── Provided material
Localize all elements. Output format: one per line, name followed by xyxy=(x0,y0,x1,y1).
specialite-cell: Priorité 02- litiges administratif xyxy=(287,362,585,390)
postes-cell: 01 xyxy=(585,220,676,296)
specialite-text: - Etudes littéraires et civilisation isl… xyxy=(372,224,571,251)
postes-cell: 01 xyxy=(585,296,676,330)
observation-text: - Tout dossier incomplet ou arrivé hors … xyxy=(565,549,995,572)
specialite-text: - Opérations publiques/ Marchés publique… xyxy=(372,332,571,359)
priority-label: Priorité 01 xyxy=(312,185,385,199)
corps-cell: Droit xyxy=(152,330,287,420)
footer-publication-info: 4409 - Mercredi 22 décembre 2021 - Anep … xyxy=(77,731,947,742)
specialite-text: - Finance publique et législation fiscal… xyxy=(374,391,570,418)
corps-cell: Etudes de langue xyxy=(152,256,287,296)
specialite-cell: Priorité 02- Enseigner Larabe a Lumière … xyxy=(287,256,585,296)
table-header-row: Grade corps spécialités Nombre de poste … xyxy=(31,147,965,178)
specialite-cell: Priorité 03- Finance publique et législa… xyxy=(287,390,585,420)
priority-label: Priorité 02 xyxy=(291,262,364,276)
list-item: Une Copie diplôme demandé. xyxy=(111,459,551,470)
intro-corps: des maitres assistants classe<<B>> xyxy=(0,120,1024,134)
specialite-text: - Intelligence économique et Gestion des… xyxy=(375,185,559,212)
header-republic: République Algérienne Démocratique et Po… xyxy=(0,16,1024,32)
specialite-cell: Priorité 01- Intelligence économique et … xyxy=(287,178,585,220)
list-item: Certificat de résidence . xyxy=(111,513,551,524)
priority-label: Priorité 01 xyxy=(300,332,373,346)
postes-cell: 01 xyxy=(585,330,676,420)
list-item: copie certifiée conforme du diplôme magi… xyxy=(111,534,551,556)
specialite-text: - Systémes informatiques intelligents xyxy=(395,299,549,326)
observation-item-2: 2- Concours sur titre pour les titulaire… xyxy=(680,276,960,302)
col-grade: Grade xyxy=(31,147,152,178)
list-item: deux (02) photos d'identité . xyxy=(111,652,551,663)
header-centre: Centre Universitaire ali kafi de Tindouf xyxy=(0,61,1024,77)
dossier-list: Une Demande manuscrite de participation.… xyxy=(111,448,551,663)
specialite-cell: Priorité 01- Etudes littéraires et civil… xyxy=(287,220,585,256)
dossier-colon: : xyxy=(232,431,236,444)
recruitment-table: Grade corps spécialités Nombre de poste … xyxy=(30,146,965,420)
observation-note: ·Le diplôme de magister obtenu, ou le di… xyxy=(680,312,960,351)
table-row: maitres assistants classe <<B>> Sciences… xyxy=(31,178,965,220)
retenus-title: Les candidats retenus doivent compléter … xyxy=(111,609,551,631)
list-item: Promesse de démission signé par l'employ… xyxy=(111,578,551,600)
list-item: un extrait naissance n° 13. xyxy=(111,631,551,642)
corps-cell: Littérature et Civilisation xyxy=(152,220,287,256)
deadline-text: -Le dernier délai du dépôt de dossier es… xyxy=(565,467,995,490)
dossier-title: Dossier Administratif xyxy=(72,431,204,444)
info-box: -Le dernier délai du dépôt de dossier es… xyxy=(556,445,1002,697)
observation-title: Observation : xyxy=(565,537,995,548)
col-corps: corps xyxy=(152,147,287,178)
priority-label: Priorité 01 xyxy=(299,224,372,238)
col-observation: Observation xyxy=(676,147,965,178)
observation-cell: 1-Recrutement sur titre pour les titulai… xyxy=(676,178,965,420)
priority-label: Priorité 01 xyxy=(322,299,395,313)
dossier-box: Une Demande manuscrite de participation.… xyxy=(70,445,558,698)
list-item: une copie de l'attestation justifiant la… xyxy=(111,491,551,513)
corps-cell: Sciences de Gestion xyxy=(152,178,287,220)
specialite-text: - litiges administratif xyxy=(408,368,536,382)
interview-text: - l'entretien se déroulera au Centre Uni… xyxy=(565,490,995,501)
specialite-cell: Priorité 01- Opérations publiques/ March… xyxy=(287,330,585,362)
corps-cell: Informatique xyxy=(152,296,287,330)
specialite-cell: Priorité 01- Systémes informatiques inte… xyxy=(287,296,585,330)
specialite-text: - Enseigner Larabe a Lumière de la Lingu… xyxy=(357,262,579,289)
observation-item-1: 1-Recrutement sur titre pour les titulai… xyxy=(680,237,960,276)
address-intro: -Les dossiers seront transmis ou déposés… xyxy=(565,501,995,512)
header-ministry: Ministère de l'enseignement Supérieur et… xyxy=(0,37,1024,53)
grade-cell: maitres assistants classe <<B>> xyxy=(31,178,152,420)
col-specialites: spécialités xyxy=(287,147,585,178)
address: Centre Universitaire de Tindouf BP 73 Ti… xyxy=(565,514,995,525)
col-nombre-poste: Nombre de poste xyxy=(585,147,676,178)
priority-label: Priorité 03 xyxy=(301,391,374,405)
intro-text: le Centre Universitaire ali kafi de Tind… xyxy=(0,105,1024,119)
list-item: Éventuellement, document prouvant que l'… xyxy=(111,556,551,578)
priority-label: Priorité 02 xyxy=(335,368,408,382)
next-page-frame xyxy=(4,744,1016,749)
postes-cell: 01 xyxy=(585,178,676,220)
────
The task. Reproduce all of the lines above, unchanged and in the same order.

Answer to the task.
Localize all elements. Output format: one per line, name followed by xyxy=(x0,y0,x1,y1).
specialite-cell: Priorité 02- litiges administratif xyxy=(287,362,585,390)
postes-cell: 01 xyxy=(585,220,676,296)
specialite-text: - Etudes littéraires et civilisation isl… xyxy=(372,224,571,251)
postes-cell: 01 xyxy=(585,296,676,330)
observation-text: - Tout dossier incomplet ou arrivé hors … xyxy=(565,549,995,572)
specialite-text: - Opérations publiques/ Marchés publique… xyxy=(372,332,571,359)
priority-label: Priorité 01 xyxy=(312,185,385,199)
corps-cell: Droit xyxy=(152,330,287,420)
footer-publication-info: 4409 - Mercredi 22 décembre 2021 - Anep … xyxy=(77,731,947,742)
specialite-text: - Finance publique et législation fiscal… xyxy=(374,391,570,418)
corps-cell: Etudes de langue xyxy=(152,256,287,296)
specialite-cell: Priorité 02- Enseigner Larabe a Lumière … xyxy=(287,256,585,296)
table-header-row: Grade corps spécialités Nombre de poste … xyxy=(31,147,965,178)
specialite-cell: Priorité 03- Finance publique et législa… xyxy=(287,390,585,420)
priority-label: Priorité 02 xyxy=(291,262,364,276)
list-item: Une Copie diplôme demandé. xyxy=(111,459,551,470)
intro-corps: des maitres assistants classe<<B>> xyxy=(0,120,1024,134)
specialite-text: - Intelligence économique et Gestion des… xyxy=(375,185,559,212)
header-republic: République Algérienne Démocratique et Po… xyxy=(0,16,1024,32)
specialite-cell: Priorité 01- Intelligence économique et … xyxy=(287,178,585,220)
list-item: Certificat de résidence . xyxy=(111,513,551,524)
priority-label: Priorité 01 xyxy=(300,332,373,346)
postes-cell: 01 xyxy=(585,330,676,420)
list-item: copie certifiée conforme du diplôme magi… xyxy=(111,534,551,556)
specialite-text: - Systémes informatiques intelligents xyxy=(395,299,549,326)
observation-item-2: 2- Concours sur titre pour les titulaire… xyxy=(680,276,960,302)
col-grade: Grade xyxy=(31,147,152,178)
list-item: deux (02) photos d'identité . xyxy=(111,652,551,663)
header-centre: Centre Universitaire ali kafi de Tindouf xyxy=(0,61,1024,77)
dossier-list: Une Demande manuscrite de participation.… xyxy=(111,448,551,663)
specialite-cell: Priorité 01- Etudes littéraires et civil… xyxy=(287,220,585,256)
dossier-colon: : xyxy=(232,431,236,444)
recruitment-table: Grade corps spécialités Nombre de poste … xyxy=(30,146,965,420)
observation-note: ·Le diplôme de magister obtenu, ou le di… xyxy=(680,312,960,351)
table-row: maitres assistants classe <<B>> Sciences… xyxy=(31,178,965,220)
retenus-title: Les candidats retenus doivent compléter … xyxy=(111,609,551,631)
list-item: Promesse de démission signé par l'employ… xyxy=(111,578,551,600)
list-item: un extrait naissance n° 13. xyxy=(111,631,551,642)
corps-cell: Littérature et Civilisation xyxy=(152,220,287,256)
deadline-text: -Le dernier délai du dépôt de dossier es… xyxy=(565,467,995,490)
dossier-title: Dossier Administratif xyxy=(72,431,204,444)
info-box: -Le dernier délai du dépôt de dossier es… xyxy=(556,445,1002,697)
observation-title: Observation : xyxy=(565,537,995,548)
col-corps: corps xyxy=(152,147,287,178)
priority-label: Priorité 01 xyxy=(299,224,372,238)
col-observation: Observation xyxy=(676,147,965,178)
observation-cell: 1-Recrutement sur titre pour les titulai… xyxy=(676,178,965,420)
priority-label: Priorité 01 xyxy=(322,299,395,313)
dossier-box: Une Demande manuscrite de participation.… xyxy=(70,445,558,698)
list-item: une copie de l'attestation justifiant la… xyxy=(111,491,551,513)
corps-cell: Sciences de Gestion xyxy=(152,178,287,220)
specialite-text: - litiges administratif xyxy=(408,368,536,382)
interview-text: - l'entretien se déroulera au Centre Uni… xyxy=(565,490,995,501)
specialite-cell: Priorité 01- Opérations publiques/ March… xyxy=(287,330,585,362)
corps-cell: Informatique xyxy=(152,296,287,330)
specialite-cell: Priorité 01- Systémes informatiques inte… xyxy=(287,296,585,330)
specialite-text: - Enseigner Larabe a Lumière de la Lingu… xyxy=(357,262,579,289)
observation-item-1: 1-Recrutement sur titre pour les titulai… xyxy=(680,237,960,276)
address-intro: -Les dossiers seront transmis ou déposés… xyxy=(565,501,995,512)
header-ministry: Ministère de l'enseignement Supérieur et… xyxy=(0,37,1024,53)
grade-cell: maitres assistants classe <<B>> xyxy=(31,178,152,420)
col-specialites: spécialités xyxy=(287,147,585,178)
address: Centre Universitaire de Tindouf BP 73 Ti… xyxy=(565,514,995,525)
col-nombre-poste: Nombre de poste xyxy=(585,147,676,178)
priority-label: Priorité 03 xyxy=(301,391,374,405)
intro-text: le Centre Universitaire ali kafi de Tind… xyxy=(0,105,1024,119)
list-item: Éventuellement, document prouvant que l'… xyxy=(111,556,551,578)
priority-label: Priorité 02 xyxy=(335,368,408,382)
next-page-frame xyxy=(4,744,1016,749)
postes-cell: 01 xyxy=(585,178,676,220)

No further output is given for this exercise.